Using the listing below, give the number of lines where "负分数统称为分数" appears, and nothing else.

BEGIN Supplied records

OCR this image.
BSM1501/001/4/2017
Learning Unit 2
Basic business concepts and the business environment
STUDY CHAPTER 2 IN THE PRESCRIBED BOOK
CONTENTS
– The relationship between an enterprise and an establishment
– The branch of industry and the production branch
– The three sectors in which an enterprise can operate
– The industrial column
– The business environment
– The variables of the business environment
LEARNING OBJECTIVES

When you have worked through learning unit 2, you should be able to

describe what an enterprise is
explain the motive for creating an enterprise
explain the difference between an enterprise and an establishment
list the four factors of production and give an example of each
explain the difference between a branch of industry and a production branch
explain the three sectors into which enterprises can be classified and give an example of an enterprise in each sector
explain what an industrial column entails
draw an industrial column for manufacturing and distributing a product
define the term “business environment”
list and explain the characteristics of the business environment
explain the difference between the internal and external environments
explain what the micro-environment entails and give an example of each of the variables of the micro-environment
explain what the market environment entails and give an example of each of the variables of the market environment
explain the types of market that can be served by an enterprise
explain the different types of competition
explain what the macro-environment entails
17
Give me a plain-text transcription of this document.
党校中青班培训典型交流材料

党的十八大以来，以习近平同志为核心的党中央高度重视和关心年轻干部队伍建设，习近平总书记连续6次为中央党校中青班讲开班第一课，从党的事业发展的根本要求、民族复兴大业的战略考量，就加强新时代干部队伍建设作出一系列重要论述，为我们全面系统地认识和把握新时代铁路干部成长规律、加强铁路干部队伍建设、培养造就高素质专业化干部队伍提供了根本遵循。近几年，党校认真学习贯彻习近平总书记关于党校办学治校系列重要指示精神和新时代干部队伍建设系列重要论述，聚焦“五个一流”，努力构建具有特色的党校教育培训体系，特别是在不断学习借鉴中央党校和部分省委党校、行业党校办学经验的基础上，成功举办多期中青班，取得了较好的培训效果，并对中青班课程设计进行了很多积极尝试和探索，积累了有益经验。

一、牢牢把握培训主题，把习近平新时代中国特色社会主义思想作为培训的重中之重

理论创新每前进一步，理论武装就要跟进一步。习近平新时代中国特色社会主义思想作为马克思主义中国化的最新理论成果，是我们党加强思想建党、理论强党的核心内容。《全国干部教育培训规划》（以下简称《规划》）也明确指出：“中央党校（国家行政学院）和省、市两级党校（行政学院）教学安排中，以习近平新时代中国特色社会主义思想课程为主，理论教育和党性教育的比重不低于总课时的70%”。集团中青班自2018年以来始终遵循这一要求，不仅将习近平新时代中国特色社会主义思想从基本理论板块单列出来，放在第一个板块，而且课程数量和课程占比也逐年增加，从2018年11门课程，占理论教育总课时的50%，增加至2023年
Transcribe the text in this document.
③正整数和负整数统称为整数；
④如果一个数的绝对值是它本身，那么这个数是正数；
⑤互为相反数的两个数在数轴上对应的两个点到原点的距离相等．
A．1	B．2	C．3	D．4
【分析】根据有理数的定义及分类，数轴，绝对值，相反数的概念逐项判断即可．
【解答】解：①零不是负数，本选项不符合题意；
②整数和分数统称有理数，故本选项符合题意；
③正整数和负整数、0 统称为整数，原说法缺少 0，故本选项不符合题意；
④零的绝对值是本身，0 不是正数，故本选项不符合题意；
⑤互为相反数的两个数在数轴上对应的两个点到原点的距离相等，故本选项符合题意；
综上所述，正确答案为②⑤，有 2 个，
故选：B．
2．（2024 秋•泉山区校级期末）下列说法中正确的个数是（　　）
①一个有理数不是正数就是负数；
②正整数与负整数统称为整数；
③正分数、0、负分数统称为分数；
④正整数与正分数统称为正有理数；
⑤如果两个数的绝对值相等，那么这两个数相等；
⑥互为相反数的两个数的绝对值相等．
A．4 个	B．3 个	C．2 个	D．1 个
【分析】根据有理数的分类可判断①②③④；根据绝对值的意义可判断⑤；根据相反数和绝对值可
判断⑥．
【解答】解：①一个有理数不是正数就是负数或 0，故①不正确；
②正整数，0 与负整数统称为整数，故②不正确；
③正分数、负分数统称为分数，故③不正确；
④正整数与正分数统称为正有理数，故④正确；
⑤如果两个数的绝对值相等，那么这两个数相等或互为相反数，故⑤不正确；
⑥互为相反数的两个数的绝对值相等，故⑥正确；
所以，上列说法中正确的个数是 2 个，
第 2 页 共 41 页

END Supplied records

### [Correct output]
2